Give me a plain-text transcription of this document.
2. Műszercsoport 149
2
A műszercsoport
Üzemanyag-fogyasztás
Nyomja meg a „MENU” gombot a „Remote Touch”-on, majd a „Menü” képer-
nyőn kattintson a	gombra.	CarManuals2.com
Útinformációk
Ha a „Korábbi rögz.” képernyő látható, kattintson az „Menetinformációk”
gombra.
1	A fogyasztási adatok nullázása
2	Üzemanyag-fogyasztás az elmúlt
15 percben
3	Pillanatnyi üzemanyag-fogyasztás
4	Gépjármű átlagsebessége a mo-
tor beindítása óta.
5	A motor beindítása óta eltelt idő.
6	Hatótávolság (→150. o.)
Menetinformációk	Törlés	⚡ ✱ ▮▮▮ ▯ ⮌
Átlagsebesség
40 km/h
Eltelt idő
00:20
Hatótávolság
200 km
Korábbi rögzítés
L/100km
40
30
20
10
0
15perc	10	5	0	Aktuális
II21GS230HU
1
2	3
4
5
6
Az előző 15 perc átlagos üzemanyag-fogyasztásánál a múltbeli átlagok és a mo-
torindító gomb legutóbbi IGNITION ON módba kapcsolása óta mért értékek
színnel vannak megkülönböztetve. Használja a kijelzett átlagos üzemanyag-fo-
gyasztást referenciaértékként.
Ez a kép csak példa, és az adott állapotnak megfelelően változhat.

Task statement:
Return the listing above word for word.

Solution for this task:
Give me a plain-text transcription of this document.
2. Műszercsoport 149
2
A műszercsoport
Üzemanyag-fogyasztás
Nyomja meg a „MENU” gombot a „Remote Touch”-on, majd a „Menü” képer-
nyőn kattintson a	gombra.	CarManuals2.com
Útinformációk
Ha a „Korábbi rögz.” képernyő látható, kattintson az „Menetinformációk”
gombra.
1	A fogyasztási adatok nullázása
2	Üzemanyag-fogyasztás az elmúlt
15 percben
3	Pillanatnyi üzemanyag-fogyasztás
4	Gépjármű átlagsebessége a mo-
tor beindítása óta.
5	A motor beindítása óta eltelt idő.
6	Hatótávolság (→150. o.)
Menetinformációk	Törlés	⚡ ✱ ▮▮▮ ▯ ⮌
Átlagsebesség
40 km/h
Eltelt idő
00:20
Hatótávolság
200 km
Korábbi rögzítés
L/100km
40
30
20
10
0
15perc	10	5	0	Aktuális
II21GS230HU
1
2	3
4
5
6
Az előző 15 perc átlagos üzemanyag-fogyasztásánál a múltbeli átlagok és a mo-
torindító gomb legutóbbi IGNITION ON módba kapcsolása óta mért értékek
színnel vannak megkülönböztetve. Használja a kijelzett átlagos üzemanyag-fo-
gyasztást referenciaértékként.
Ez a kép csak példa, és az adott állapotnak megfelelően változhat.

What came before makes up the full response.